Data drawn from a collection
···

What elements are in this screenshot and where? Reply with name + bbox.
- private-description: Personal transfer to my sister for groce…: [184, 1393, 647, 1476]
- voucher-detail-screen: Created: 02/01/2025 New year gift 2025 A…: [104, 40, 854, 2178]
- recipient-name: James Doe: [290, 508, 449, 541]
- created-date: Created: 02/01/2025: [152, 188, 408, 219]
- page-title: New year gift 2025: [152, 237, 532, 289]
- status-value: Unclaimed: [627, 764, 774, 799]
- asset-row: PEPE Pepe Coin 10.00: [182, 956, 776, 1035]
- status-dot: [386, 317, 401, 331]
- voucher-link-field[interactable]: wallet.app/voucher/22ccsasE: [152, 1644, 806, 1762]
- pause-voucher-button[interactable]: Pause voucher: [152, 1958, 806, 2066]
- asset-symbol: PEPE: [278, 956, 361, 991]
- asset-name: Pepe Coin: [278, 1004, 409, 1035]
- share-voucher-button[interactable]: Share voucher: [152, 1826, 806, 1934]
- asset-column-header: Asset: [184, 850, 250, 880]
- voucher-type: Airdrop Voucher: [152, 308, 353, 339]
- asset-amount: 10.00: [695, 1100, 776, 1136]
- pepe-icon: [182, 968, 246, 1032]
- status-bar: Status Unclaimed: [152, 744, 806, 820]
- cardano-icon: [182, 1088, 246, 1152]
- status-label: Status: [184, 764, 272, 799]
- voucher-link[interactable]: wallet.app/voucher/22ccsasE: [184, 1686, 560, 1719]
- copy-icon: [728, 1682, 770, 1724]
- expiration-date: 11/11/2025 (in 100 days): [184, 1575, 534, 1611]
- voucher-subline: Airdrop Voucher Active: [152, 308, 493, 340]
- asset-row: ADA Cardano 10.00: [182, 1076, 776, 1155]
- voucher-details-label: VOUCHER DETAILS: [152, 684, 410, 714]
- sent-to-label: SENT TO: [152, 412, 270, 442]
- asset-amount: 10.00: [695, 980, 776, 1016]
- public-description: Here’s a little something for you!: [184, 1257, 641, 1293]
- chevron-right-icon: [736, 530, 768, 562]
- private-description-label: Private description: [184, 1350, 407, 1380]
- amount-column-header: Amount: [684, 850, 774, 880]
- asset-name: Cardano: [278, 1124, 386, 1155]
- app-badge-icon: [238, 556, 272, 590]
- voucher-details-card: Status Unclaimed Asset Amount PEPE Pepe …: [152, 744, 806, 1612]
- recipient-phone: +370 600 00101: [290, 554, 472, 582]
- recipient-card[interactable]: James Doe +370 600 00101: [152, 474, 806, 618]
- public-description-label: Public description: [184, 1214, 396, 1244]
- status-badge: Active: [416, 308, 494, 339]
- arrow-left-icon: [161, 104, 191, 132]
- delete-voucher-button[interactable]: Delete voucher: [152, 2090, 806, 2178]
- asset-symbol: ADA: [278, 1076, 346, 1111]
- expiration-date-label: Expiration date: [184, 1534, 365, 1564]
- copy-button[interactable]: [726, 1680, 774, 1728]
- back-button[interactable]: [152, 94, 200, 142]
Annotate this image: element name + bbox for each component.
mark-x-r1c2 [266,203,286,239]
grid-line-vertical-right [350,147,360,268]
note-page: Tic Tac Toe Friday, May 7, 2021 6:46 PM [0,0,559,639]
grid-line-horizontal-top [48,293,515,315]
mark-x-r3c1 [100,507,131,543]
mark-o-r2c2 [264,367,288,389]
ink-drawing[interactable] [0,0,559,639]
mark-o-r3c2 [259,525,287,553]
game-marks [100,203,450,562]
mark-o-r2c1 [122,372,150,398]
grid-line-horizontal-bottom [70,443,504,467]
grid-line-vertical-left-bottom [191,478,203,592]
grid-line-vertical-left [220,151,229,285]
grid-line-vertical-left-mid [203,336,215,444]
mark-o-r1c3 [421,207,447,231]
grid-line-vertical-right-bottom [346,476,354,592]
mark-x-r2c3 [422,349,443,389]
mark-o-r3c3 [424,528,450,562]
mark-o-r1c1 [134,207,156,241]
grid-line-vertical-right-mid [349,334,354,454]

···

Copy every line of the rows above character for character, keeping their order.

What elements are in this screenshot and where? Reply with name + bbox.
- private-description: Personal transfer to my sister for groce…: [184, 1393, 647, 1476]
- voucher-detail-screen: Created: 02/01/2025 New year gift 2025 A…: [104, 40, 854, 2178]
- recipient-name: James Doe: [290, 508, 449, 541]
- created-date: Created: 02/01/2025: [152, 188, 408, 219]
- page-title: New year gift 2025: [152, 237, 532, 289]
- status-value: Unclaimed: [627, 764, 774, 799]
- asset-row: PEPE Pepe Coin 10.00: [182, 956, 776, 1035]
- status-dot: [386, 317, 401, 331]
- voucher-link-field[interactable]: wallet.app/voucher/22ccsasE: [152, 1644, 806, 1762]
- pause-voucher-button[interactable]: Pause voucher: [152, 1958, 806, 2066]
- asset-symbol: PEPE: [278, 956, 361, 991]
- asset-name: Pepe Coin: [278, 1004, 409, 1035]
- share-voucher-button[interactable]: Share voucher: [152, 1826, 806, 1934]
- asset-column-header: Asset: [184, 850, 250, 880]
- voucher-type: Airdrop Voucher: [152, 308, 353, 339]
- asset-amount: 10.00: [695, 1100, 776, 1136]
- pepe-icon: [182, 968, 246, 1032]
- status-bar: Status Unclaimed: [152, 744, 806, 820]
- cardano-icon: [182, 1088, 246, 1152]
- status-label: Status: [184, 764, 272, 799]
- voucher-link[interactable]: wallet.app/voucher/22ccsasE: [184, 1686, 560, 1719]
- copy-icon: [728, 1682, 770, 1724]
- expiration-date: 11/11/2025 (in 100 days): [184, 1575, 534, 1611]
- voucher-subline: Airdrop Voucher Active: [152, 308, 493, 340]
- asset-row: ADA Cardano 10.00: [182, 1076, 776, 1155]
- voucher-details-label: VOUCHER DETAILS: [152, 684, 410, 714]
- sent-to-label: SENT TO: [152, 412, 270, 442]
- asset-amount: 10.00: [695, 980, 776, 1016]
- public-description: Here’s a little something for you!: [184, 1257, 641, 1293]
- chevron-right-icon: [736, 530, 768, 562]
- private-description-label: Private description: [184, 1350, 407, 1380]
- amount-column-header: Amount: [684, 850, 774, 880]
- asset-name: Cardano: [278, 1124, 386, 1155]
- app-badge-icon: [238, 556, 272, 590]
- voucher-details-card: Status Unclaimed Asset Amount PEPE Pepe …: [152, 744, 806, 1612]
- recipient-phone: +370 600 00101: [290, 554, 472, 582]
- recipient-card[interactable]: James Doe +370 600 00101: [152, 474, 806, 618]
- public-description-label: Public description: [184, 1214, 396, 1244]
- status-badge: Active: [416, 308, 494, 339]
- arrow-left-icon: [161, 104, 191, 132]
- delete-voucher-button[interactable]: Delete voucher: [152, 2090, 806, 2178]
- asset-symbol: ADA: [278, 1076, 346, 1111]
- expiration-date-label: Expiration date: [184, 1534, 365, 1564]
- copy-button[interactable]: [726, 1680, 774, 1728]
- back-button[interactable]: [152, 94, 200, 142]
Annotate this image: element name + bbox for each component.
mark-x-r1c2 [266,203,286,239]
grid-line-vertical-right [350,147,360,268]
note-page: Tic Tac Toe Friday, May 7, 2021 6:46 PM [0,0,559,639]
grid-line-horizontal-top [48,293,515,315]
mark-x-r3c1 [100,507,131,543]
mark-o-r2c2 [264,367,288,389]
ink-drawing[interactable] [0,0,559,639]
mark-o-r3c2 [259,525,287,553]
game-marks [100,203,450,562]
mark-o-r2c1 [122,372,150,398]
grid-line-horizontal-bottom [70,443,504,467]
grid-line-vertical-left-bottom [191,478,203,592]
grid-line-vertical-left [220,151,229,285]
grid-line-vertical-left-mid [203,336,215,444]
mark-o-r1c3 [421,207,447,231]
grid-line-vertical-right-bottom [346,476,354,592]
mark-x-r2c3 [422,349,443,389]
mark-o-r3c3 [424,528,450,562]
mark-o-r1c1 [134,207,156,241]
grid-line-vertical-right-mid [349,334,354,454]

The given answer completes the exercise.